What the exercise asks:
Tally the lines of the listing that contain the string "Tmpl". Give the number and nothing else.

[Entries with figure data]
_ _ _ _

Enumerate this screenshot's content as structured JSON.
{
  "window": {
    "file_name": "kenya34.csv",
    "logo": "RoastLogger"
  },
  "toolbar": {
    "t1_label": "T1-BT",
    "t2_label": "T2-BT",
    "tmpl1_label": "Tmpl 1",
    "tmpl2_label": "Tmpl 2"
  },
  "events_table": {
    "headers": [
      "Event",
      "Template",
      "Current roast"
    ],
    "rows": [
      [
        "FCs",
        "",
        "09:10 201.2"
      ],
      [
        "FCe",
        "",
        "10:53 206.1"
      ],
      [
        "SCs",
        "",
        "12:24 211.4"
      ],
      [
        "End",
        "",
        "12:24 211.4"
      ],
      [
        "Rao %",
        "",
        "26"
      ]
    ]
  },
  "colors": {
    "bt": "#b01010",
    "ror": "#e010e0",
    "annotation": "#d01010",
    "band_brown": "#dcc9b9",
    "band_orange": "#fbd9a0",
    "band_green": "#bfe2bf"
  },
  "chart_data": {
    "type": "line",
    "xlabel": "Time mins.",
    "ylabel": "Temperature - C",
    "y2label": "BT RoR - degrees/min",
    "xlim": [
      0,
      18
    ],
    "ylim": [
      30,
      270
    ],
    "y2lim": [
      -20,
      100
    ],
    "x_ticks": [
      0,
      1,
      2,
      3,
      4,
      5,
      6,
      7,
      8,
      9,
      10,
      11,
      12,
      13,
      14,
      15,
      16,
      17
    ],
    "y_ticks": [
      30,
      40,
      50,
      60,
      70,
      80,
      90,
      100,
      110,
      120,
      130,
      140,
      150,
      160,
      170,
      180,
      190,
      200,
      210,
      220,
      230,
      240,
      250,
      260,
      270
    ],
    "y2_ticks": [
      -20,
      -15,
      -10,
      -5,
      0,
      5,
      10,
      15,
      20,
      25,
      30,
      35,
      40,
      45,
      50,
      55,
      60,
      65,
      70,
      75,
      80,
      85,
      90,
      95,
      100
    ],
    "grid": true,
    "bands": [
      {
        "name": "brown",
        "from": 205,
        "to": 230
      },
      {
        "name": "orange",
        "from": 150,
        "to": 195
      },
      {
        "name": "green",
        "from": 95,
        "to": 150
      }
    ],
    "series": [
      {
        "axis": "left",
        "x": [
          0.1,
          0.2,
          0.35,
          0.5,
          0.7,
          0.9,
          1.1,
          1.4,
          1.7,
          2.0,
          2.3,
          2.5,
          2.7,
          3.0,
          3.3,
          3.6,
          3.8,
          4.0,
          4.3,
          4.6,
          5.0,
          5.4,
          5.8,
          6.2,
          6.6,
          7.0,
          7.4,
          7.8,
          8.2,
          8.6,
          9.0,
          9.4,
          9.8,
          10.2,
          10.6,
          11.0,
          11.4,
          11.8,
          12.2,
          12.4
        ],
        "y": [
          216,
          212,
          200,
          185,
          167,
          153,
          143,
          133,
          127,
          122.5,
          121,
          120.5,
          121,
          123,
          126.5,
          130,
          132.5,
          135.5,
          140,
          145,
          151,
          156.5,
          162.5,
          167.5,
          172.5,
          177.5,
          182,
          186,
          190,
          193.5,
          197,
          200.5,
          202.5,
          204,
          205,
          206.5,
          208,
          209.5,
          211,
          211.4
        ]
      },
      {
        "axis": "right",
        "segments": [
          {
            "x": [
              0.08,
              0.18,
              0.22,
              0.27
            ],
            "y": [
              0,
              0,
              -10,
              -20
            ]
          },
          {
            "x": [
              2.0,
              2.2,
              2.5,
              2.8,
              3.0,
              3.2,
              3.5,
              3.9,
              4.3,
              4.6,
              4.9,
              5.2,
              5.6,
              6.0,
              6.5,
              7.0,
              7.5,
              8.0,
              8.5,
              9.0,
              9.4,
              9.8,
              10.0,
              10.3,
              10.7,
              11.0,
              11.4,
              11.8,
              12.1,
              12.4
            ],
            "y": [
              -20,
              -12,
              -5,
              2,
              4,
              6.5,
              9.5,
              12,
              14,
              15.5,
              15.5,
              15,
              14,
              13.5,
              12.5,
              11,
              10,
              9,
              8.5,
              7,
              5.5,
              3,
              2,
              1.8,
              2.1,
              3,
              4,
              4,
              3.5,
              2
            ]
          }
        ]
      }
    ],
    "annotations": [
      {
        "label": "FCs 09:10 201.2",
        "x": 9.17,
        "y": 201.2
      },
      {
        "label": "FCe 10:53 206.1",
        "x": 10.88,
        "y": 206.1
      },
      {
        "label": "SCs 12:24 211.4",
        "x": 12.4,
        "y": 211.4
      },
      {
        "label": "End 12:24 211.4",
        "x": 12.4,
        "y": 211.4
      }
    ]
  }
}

_ _ _ _

Exercise response:
2